* [Objective] Give the listing again exactly, omitting its images.

━━━━━ Input rows

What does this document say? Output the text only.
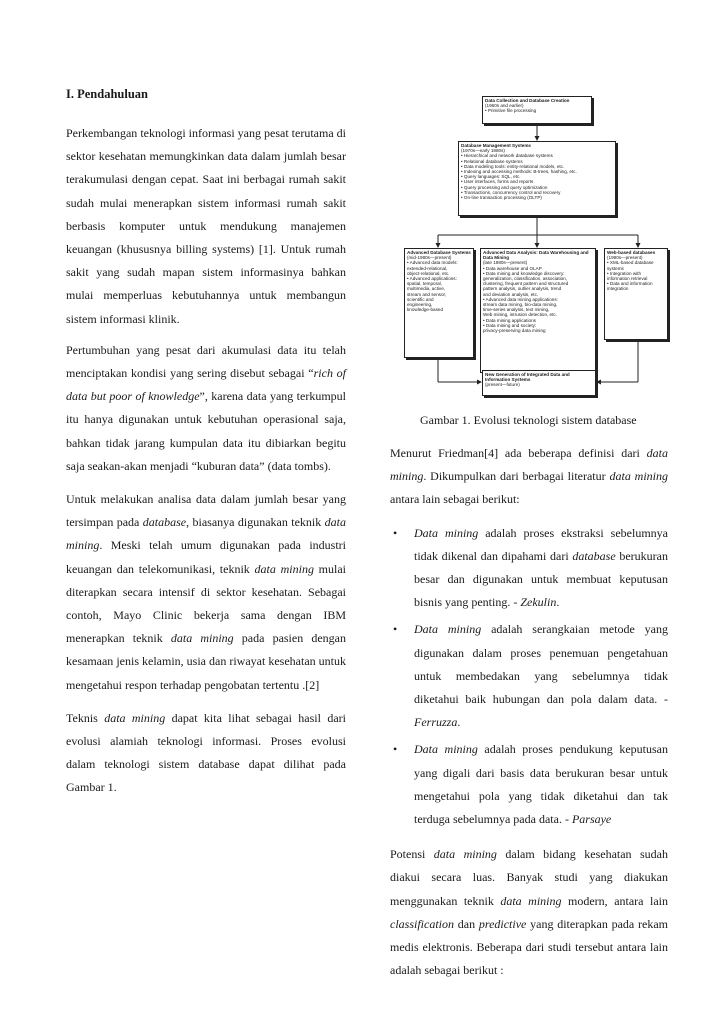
I. Pendahuluan

Perkembangan teknologi informasi yang pesat terutama di sektor kesehatan memungkinkan data dalam jumlah besar terakumulasi dengan cepat. Saat ini berbagai rumah sakit sudah mulai menerapkan sistem informasi rumah sakit berbasis komputer untuk mendukung manajemen keuangan (khususnya billing systems) [1]. Untuk rumah sakit yang sudah mapan sistem informasinya bahkan mulai memperluas kebutuhannya untuk membangun sistem informasi klinik.

Pertumbuhan yang pesat dari akumulasi data itu telah menciptakan kondisi yang sering disebut sebagai “rich of data but poor of knowledge”, karena data yang terkumpul itu hanya digunakan untuk kebutuhan operasional saja, bahkan tidak jarang kumpulan data itu dibiarkan begitu saja seakan-akan menjadi “kuburan data” (data tombs).

Untuk melakukan analisa data dalam jumlah besar yang tersimpan pada database, biasanya digunakan teknik data mining. Meski telah umum digunakan pada industri keuangan dan telekomunikasi, teknik data mining mulai diterapkan secara intensif di sektor kesehatan. Sebagai contoh, Mayo Clinic bekerja sama dengan IBM menerapkan teknik data mining pada pasien dengan kesamaan jenis kelamin, usia dan riwayat kesehatan untuk mengetahui respon terhadap pengobatan tertentu .[2]

Teknis data mining dapat kita lihat sebagai hasil dari evolusi alamiah teknologi informasi. Proses evolusi dalam teknologi sistem database dapat dilihat pada Gambar 1.

Data Collection and Database Creation
(1960s and earlier)
• Primitive file processing
Database Management Systems
(1970s—early 1980s)
• Hierarchical and network database systems
• Relational database systems
• Data modeling tools: entity-relational models, etc.
• Indexing and accessing methods: B-trees, hashing, etc.
• Query languages: SQL, etc.
• User interfaces, forms and reports
• Query processing and query optimization
• Transactions, concurrency control and recovery
• On-line transaction processing (OLTP)
Advanced Database Systems
(mid-1980s—present)
• Advanced data models:
extended-relational,
object-relational, etc.
• Advanced applications:
spatial, temporal,
multimedia, active,
stream and sensor,
scientific and
engineering,
knowledge-based
Advanced Data Analysis: Data Warehousing and Data Mining
(late 1980s—present)
• Data warehouse and OLAP
• Data mining and knowledge discovery:
generalization, classification, association,
clustering, frequent pattern and structured
pattern analysis, outlier analysis, trend
and deviation analysis, etc.
• Advanced data mining applications:
stream data mining, bio-data mining,
time-series analysis, text mining,
Web mining, intrusion detection, etc.
• Data mining applications
• Data mining and society:
privacy-preserving data mining
Web-based databases
(1990s—present)
• XML-based database
systems
• Integration with
information retrieval
• Data and information
integration
New Generation of Integrated Data and Information Systems
(present—future)
Gambar 1. Evolusi teknologi sistem database

Menurut Friedman[4] ada beberapa definisi dari data mining. Dikumpulkan dari berbagai literatur data mining antara lain sebagai berikut:

• Data mining adalah proses ekstraksi sebelumnya tidak dikenal dan dipahami dari database berukuran besar dan digunakan untuk membuat keputusan bisnis yang penting. - Zekulin.
• Data mining adalah serangkaian metode yang digunakan dalam proses penemuan pengetahuan untuk membedakan yang sebelumnya tidak diketahui baik hubungan dan pola dalam data. - Ferruzza.
• Data mining adalah proses pendukung keputusan yang digali dari basis data berukuran besar untuk mengetahui pola yang tidak diketahui dan tak terduga sebelumnya pada data. - Parsaye

Potensi data mining dalam bidang kesehatan sudah diakui secara luas. Banyak studi yang diakukan menggunakan teknik data mining modern, antara lain classification dan predictive yang diterapkan pada rekam medis elektronis. Beberapa dari studi tersebut antara lain adalah sebagai berikut :
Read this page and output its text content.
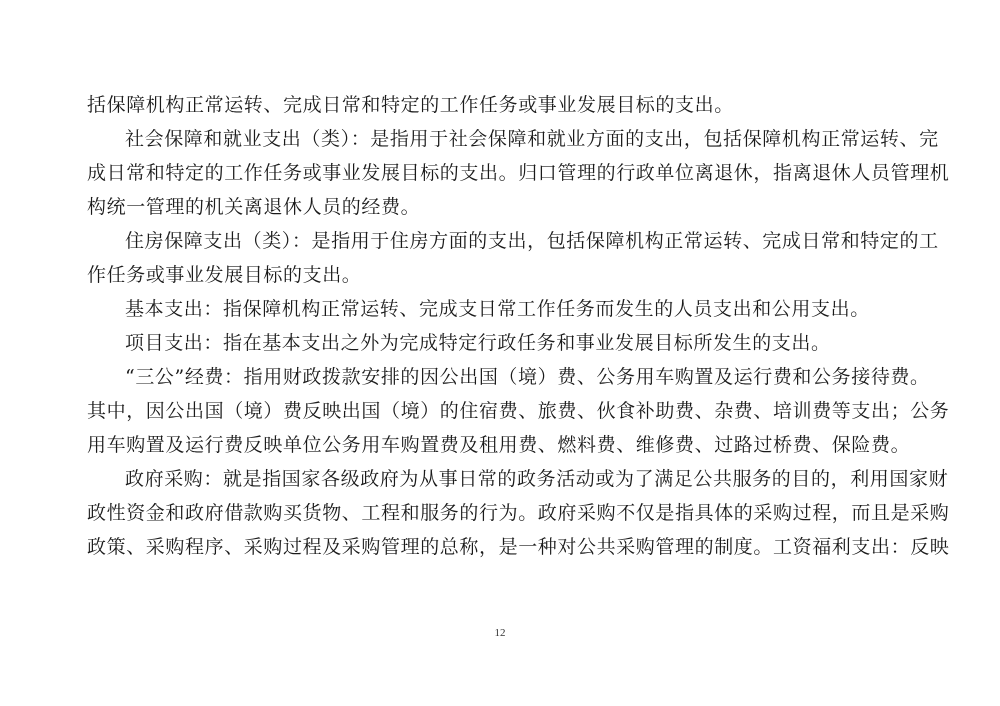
括保障机构正常运转、完成日常和特定的工作任务或事业发展目标的支出。
社会保障和就业支出（类）：是指用于社会保障和就业方面的支出，包括保障机构正常运转、完
成日常和特定的工作任务或事业发展目标的支出。归口管理的行政单位离退休，指离退休人员管理机
构统一管理的机关离退休人员的经费。
住房保障支出（类）：是指用于住房方面的支出，包括保障机构正常运转、完成日常和特定的工
作任务或事业发展目标的支出。
基本支出：指保障机构正常运转、完成支日常工作任务而发生的人员支出和公用支出。
项目支出：指在基本支出之外为完成特定行政任务和事业发展目标所发生的支出。
“三公”经费：指用财政拨款安排的因公出国（境）费、公务用车购置及运行费和公务接待费。
其中，因公出国（境）费反映出国（境）的住宿费、旅费、伙食补助费、杂费、培训费等支出；公务
用车购置及运行费反映单位公务用车购置费及租用费、燃料费、维修费、过路过桥费、保险费。
政府采购：就是指国家各级政府为从事日常的政务活动或为了满足公共服务的目的，利用国家财
政性资金和政府借款购买货物、工程和服务的行为。政府采购不仅是指具体的采购过程，而且是采购
政策、采购程序、采购过程及采购管理的总称，是一种对公共采购管理的制度。工资福利支出：反映
12
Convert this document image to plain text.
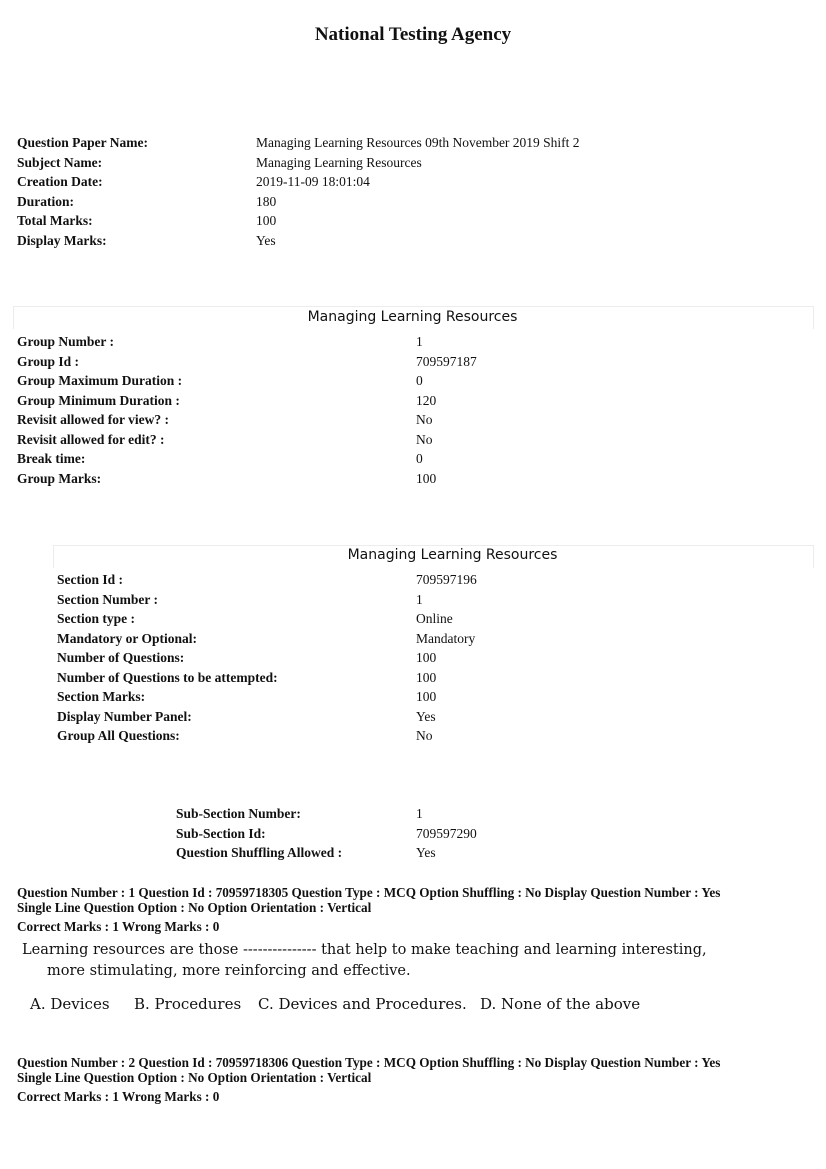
National Testing Agency
Question Paper Name:	Managing Learning Resources 09th November 2019 Shift 2
Subject Name:	Managing Learning Resources
Creation Date:	2019-11-09 18:01:04
Duration:	180
Total Marks:	100
Display Marks:	Yes
Managing Learning Resources
Group Number :	1
Group Id :	709597187
Group Maximum Duration :	0
Group Minimum Duration :	120
Revisit allowed for view? :	No
Revisit allowed for edit? :	No
Break time:	0
Group Marks:	100
Managing Learning Resources
Section Id :	709597196
Section Number :	1
Section type :	Online
Mandatory or Optional:	Mandatory
Number of Questions:	100
Number of Questions to be attempted:	100
Section Marks:	100
Display Number Panel:	Yes
Group All Questions:	No
Sub-Section Number:	1
Sub-Section Id:	709597290
Question Shuffling Allowed :	Yes
Question Number : 1 Question Id : 70959718305 Question Type : MCQ Option Shuffling : No Display Question Number : Yes
Single Line Question Option : No Option Orientation : Vertical
Correct Marks : 1 Wrong Marks : 0
Learning resources are those --------------- that help to make teaching and learning interesting,
more stimulating, more reinforcing and effective.
A. Devices B. Procedures C. Devices and Procedures. D. None of the above
Question Number : 2 Question Id : 70959718306 Question Type : MCQ Option Shuffling : No Display Question Number : Yes
Single Line Question Option : No Option Orientation : Vertical
Correct Marks : 1 Wrong Marks : 0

━━━━━━━━━━

* [Worked answer]
What does this document say? Output the text only.
I. Pendahuluan

Perkembangan teknologi informasi yang pesat terutama di sektor kesehatan memungkinkan data dalam jumlah besar terakumulasi dengan cepat. Saat ini berbagai rumah sakit sudah mulai menerapkan sistem informasi rumah sakit berbasis komputer untuk mendukung manajemen keuangan (khususnya billing systems) [1]. Untuk rumah sakit yang sudah mapan sistem informasinya bahkan mulai memperluas kebutuhannya untuk membangun sistem informasi klinik.

Pertumbuhan yang pesat dari akumulasi data itu telah menciptakan kondisi yang sering disebut sebagai “rich of data but poor of knowledge”, karena data yang terkumpul itu hanya digunakan untuk kebutuhan operasional saja, bahkan tidak jarang kumpulan data itu dibiarkan begitu saja seakan-akan menjadi “kuburan data” (data tombs).

Untuk melakukan analisa data dalam jumlah besar yang tersimpan pada database, biasanya digunakan teknik data mining. Meski telah umum digunakan pada industri keuangan dan telekomunikasi, teknik data mining mulai diterapkan secara intensif di sektor kesehatan. Sebagai contoh, Mayo Clinic bekerja sama dengan IBM menerapkan teknik data mining pada pasien dengan kesamaan jenis kelamin, usia dan riwayat kesehatan untuk mengetahui respon terhadap pengobatan tertentu .[2]

Teknis data mining dapat kita lihat sebagai hasil dari evolusi alamiah teknologi informasi. Proses evolusi dalam teknologi sistem database dapat dilihat pada Gambar 1.

Data Collection and Database Creation
(1960s and earlier)
• Primitive file processing
Database Management Systems
(1970s—early 1980s)
• Hierarchical and network database systems
• Relational database systems
• Data modeling tools: entity-relational models, etc.
• Indexing and accessing methods: B-trees, hashing, etc.
• Query languages: SQL, etc.
• User interfaces, forms and reports
• Query processing and query optimization
• Transactions, concurrency control and recovery
• On-line transaction processing (OLTP)
Advanced Database Systems
(mid-1980s—present)
• Advanced data models:
extended-relational,
object-relational, etc.
• Advanced applications:
spatial, temporal,
multimedia, active,
stream and sensor,
scientific and
engineering,
knowledge-based
Advanced Data Analysis: Data Warehousing and Data Mining
(late 1980s—present)
• Data warehouse and OLAP
• Data mining and knowledge discovery:
generalization, classification, association,
clustering, frequent pattern and structured
pattern analysis, outlier analysis, trend
and deviation analysis, etc.
• Advanced data mining applications:
stream data mining, bio-data mining,
time-series analysis, text mining,
Web mining, intrusion detection, etc.
• Data mining applications
• Data mining and society:
privacy-preserving data mining
Web-based databases
(1990s—present)
• XML-based database
systems
• Integration with
information retrieval
• Data and information
integration
New Generation of Integrated Data and Information Systems
(present—future)
Gambar 1. Evolusi teknologi sistem database

Menurut Friedman[4] ada beberapa definisi dari data mining. Dikumpulkan dari berbagai literatur data mining antara lain sebagai berikut:

• Data mining adalah proses ekstraksi sebelumnya tidak dikenal dan dipahami dari database berukuran besar dan digunakan untuk membuat keputusan bisnis yang penting. - Zekulin.
• Data mining adalah serangkaian metode yang digunakan dalam proses penemuan pengetahuan untuk membedakan yang sebelumnya tidak diketahui baik hubungan dan pola dalam data. - Ferruzza.
• Data mining adalah proses pendukung keputusan yang digali dari basis data berukuran besar untuk mengetahui pola yang tidak diketahui dan tak terduga sebelumnya pada data. - Parsaye

Potensi data mining dalam bidang kesehatan sudah diakui secara luas. Banyak studi yang diakukan menggunakan teknik data mining modern, antara lain classification dan predictive yang diterapkan pada rekam medis elektronis. Beberapa dari studi tersebut antara lain adalah sebagai berikut :
Read this page and output its text content.
括保障机构正常运转、完成日常和特定的工作任务或事业发展目标的支出。
社会保障和就业支出（类）：是指用于社会保障和就业方面的支出，包括保障机构正常运转、完
成日常和特定的工作任务或事业发展目标的支出。归口管理的行政单位离退休，指离退休人员管理机
构统一管理的机关离退休人员的经费。
住房保障支出（类）：是指用于住房方面的支出，包括保障机构正常运转、完成日常和特定的工
作任务或事业发展目标的支出。
基本支出：指保障机构正常运转、完成支日常工作任务而发生的人员支出和公用支出。
项目支出：指在基本支出之外为完成特定行政任务和事业发展目标所发生的支出。
“三公”经费：指用财政拨款安排的因公出国（境）费、公务用车购置及运行费和公务接待费。
其中，因公出国（境）费反映出国（境）的住宿费、旅费、伙食补助费、杂费、培训费等支出；公务
用车购置及运行费反映单位公务用车购置费及租用费、燃料费、维修费、过路过桥费、保险费。
政府采购：就是指国家各级政府为从事日常的政务活动或为了满足公共服务的目的，利用国家财
政性资金和政府借款购买货物、工程和服务的行为。政府采购不仅是指具体的采购过程，而且是采购
政策、采购程序、采购过程及采购管理的总称，是一种对公共采购管理的制度。工资福利支出：反映
12
Convert this document image to plain text.
National Testing Agency
Question Paper Name:	Managing Learning Resources 09th November 2019 Shift 2
Subject Name:	Managing Learning Resources
Creation Date:	2019-11-09 18:01:04
Duration:	180
Total Marks:	100
Display Marks:	Yes
Managing Learning Resources
Group Number :	1
Group Id :	709597187
Group Maximum Duration :	0
Group Minimum Duration :	120
Revisit allowed for view? :	No
Revisit allowed for edit? :	No
Break time:	0
Group Marks:	100
Managing Learning Resources
Section Id :	709597196
Section Number :	1
Section type :	Online
Mandatory or Optional:	Mandatory
Number of Questions:	100
Number of Questions to be attempted:	100
Section Marks:	100
Display Number Panel:	Yes
Group All Questions:	No
Sub-Section Number:	1
Sub-Section Id:	709597290
Question Shuffling Allowed :	Yes
Question Number : 1 Question Id : 70959718305 Question Type : MCQ Option Shuffling : No Display Question Number : Yes
Single Line Question Option : No Option Orientation : Vertical
Correct Marks : 1 Wrong Marks : 0
Learning resources are those --------------- that help to make teaching and learning interesting,
more stimulating, more reinforcing and effective.
A. Devices B. Procedures C. Devices and Procedures. D. None of the above
Question Number : 2 Question Id : 70959718306 Question Type : MCQ Option Shuffling : No Display Question Number : Yes
Single Line Question Option : No Option Orientation : Vertical
Correct Marks : 1 Wrong Marks : 0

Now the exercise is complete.